### What you have to do
State how many lines in the entries below contain "Revenue". Write nothing but the number.

(Stored dataset items)
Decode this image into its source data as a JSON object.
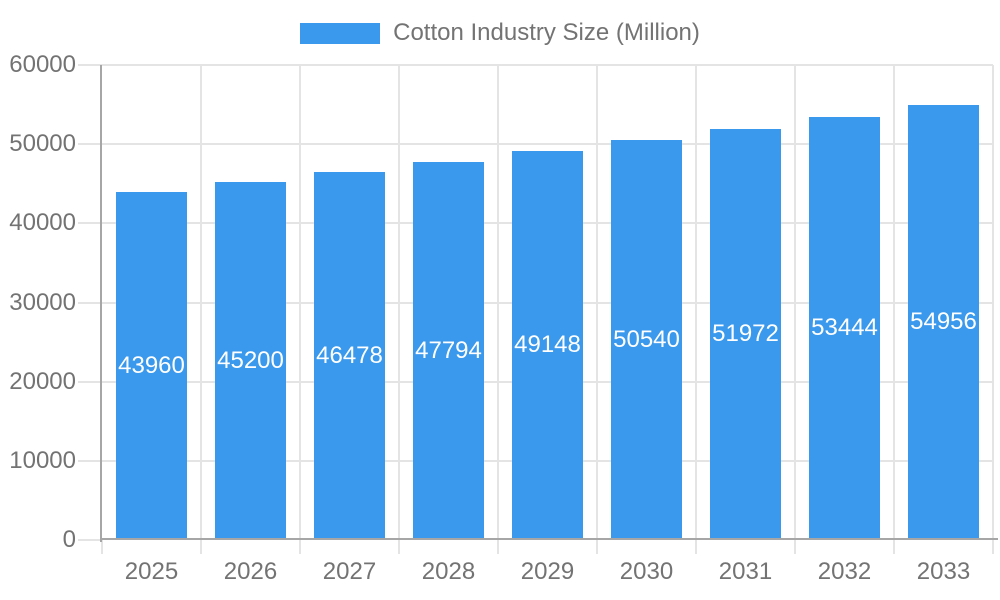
{
  "chart_data": {
    "type": "bar",
    "legend": "Cotton Industry Size (Million)",
    "legend_position": "top-center",
    "categories": [
      "2025",
      "2026",
      "2027",
      "2028",
      "2029",
      "2030",
      "2031",
      "2032",
      "2033"
    ],
    "series": [
      {
        "name": "Cotton Industry Size (Million)",
        "values": [
          43960,
          45200,
          46478,
          47794,
          49148,
          50540,
          51972,
          53444,
          54956
        ]
      }
    ],
    "data_labels": [
      "43960",
      "45200",
      "46478",
      "47794",
      "49148",
      "50540",
      "51972",
      "53444",
      "54956"
    ],
    "ylim": [
      0,
      60000
    ],
    "y_ticks": [
      "0",
      "10000",
      "20000",
      "30000",
      "40000",
      "50000",
      "60000"
    ],
    "grid": "on",
    "colors": {
      "bar": "#3A99EC",
      "grid": "#E4E4E4",
      "axis": "#A6A6A6",
      "text": "#737373",
      "bar_label": "#FFFFFF",
      "background": "#FFFFFF"
    }
  }
}
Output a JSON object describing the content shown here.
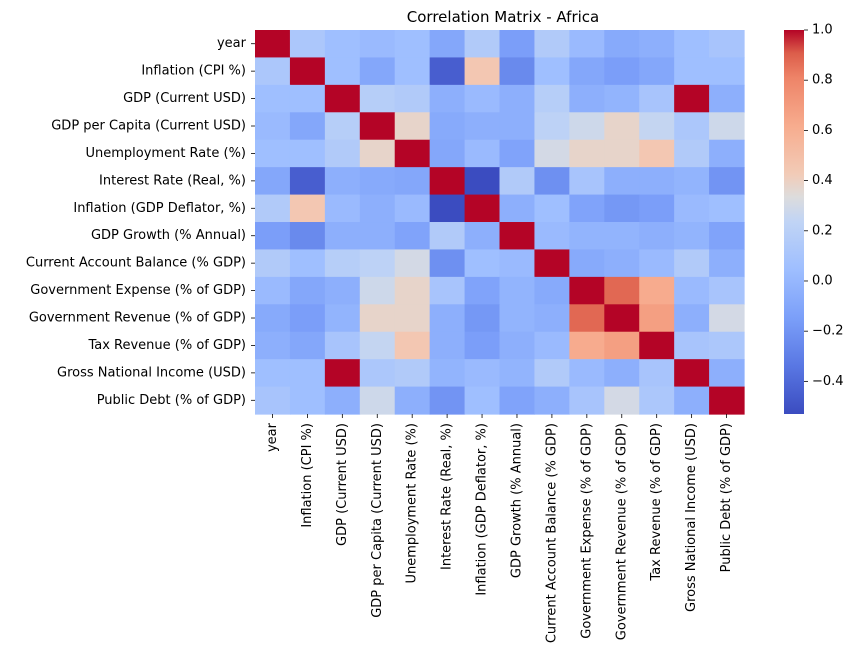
{
  "chart_data": {
    "type": "heatmap",
    "title": "Correlation Matrix - Africa",
    "xlabel": "",
    "ylabel": "",
    "colormap": "coolwarm",
    "vmin": -0.53,
    "vmax": 1.0,
    "colorbar_ticks": [
      1.0,
      0.8,
      0.6,
      0.4,
      0.2,
      0.0,
      -0.2,
      -0.4
    ],
    "colorbar_tick_labels": [
      "1.0",
      "0.8",
      "0.6",
      "0.4",
      "0.2",
      "0.0",
      "−0.2",
      "−0.4"
    ],
    "labels": [
      "year",
      "Inflation (CPI %)",
      "GDP (Current USD)",
      "GDP per Capita (Current USD)",
      "Unemployment Rate (%)",
      "Interest Rate (Real, %)",
      "Inflation (GDP Deflator, %)",
      "GDP Growth (% Annual)",
      "Current Account Balance (% GDP)",
      "Government Expense (% of GDP)",
      "Government Revenue (% of GDP)",
      "Tax Revenue (% of GDP)",
      "Gross National Income (USD)",
      "Public Debt (% of GDP)"
    ],
    "matrix": [
      [
        1.0,
        0.12,
        0.05,
        0.02,
        0.05,
        -0.1,
        0.15,
        -0.15,
        0.15,
        0.02,
        -0.08,
        -0.05,
        0.05,
        0.1
      ],
      [
        0.12,
        1.0,
        0.05,
        -0.1,
        0.05,
        -0.45,
        0.45,
        -0.25,
        0.05,
        -0.1,
        -0.15,
        -0.1,
        0.05,
        0.05
      ],
      [
        0.05,
        0.05,
        1.0,
        0.18,
        0.15,
        -0.05,
        0.02,
        -0.05,
        0.18,
        -0.05,
        -0.02,
        0.1,
        1.0,
        -0.05
      ],
      [
        0.02,
        -0.1,
        0.18,
        1.0,
        0.38,
        -0.08,
        -0.05,
        -0.05,
        0.22,
        0.28,
        0.38,
        0.25,
        0.12,
        0.28
      ],
      [
        0.05,
        0.05,
        0.15,
        0.38,
        1.0,
        -0.1,
        0.02,
        -0.12,
        0.3,
        0.38,
        0.38,
        0.45,
        0.15,
        -0.05
      ],
      [
        -0.1,
        -0.45,
        -0.05,
        -0.08,
        -0.1,
        1.0,
        -0.53,
        0.15,
        -0.22,
        0.1,
        -0.05,
        -0.05,
        -0.02,
        -0.2
      ],
      [
        0.15,
        0.45,
        0.02,
        -0.05,
        0.02,
        -0.53,
        1.0,
        -0.05,
        0.05,
        -0.12,
        -0.18,
        -0.15,
        0.02,
        0.05
      ],
      [
        -0.15,
        -0.25,
        -0.05,
        -0.05,
        -0.12,
        0.15,
        -0.05,
        1.0,
        0.02,
        -0.02,
        -0.02,
        -0.05,
        -0.02,
        -0.12
      ],
      [
        0.15,
        0.05,
        0.18,
        0.22,
        0.3,
        -0.22,
        0.05,
        0.02,
        1.0,
        -0.08,
        -0.05,
        0.02,
        0.15,
        -0.05
      ],
      [
        0.02,
        -0.1,
        -0.05,
        0.28,
        0.38,
        0.1,
        -0.12,
        -0.02,
        -0.08,
        1.0,
        0.88,
        0.62,
        0.02,
        0.1
      ],
      [
        -0.08,
        -0.15,
        -0.02,
        0.38,
        0.38,
        -0.05,
        -0.18,
        -0.02,
        -0.05,
        0.88,
        1.0,
        0.68,
        -0.05,
        0.3
      ],
      [
        -0.05,
        -0.1,
        0.1,
        0.25,
        0.45,
        -0.05,
        -0.15,
        -0.05,
        0.02,
        0.62,
        0.68,
        1.0,
        0.1,
        0.12
      ],
      [
        0.05,
        0.05,
        1.0,
        0.12,
        0.15,
        -0.02,
        0.02,
        -0.02,
        0.15,
        0.02,
        -0.05,
        0.1,
        1.0,
        -0.05
      ],
      [
        0.1,
        0.05,
        -0.05,
        0.28,
        -0.05,
        -0.2,
        0.05,
        -0.12,
        -0.05,
        0.1,
        0.3,
        0.12,
        -0.05,
        1.0
      ]
    ]
  }
}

### Result of the exercise
2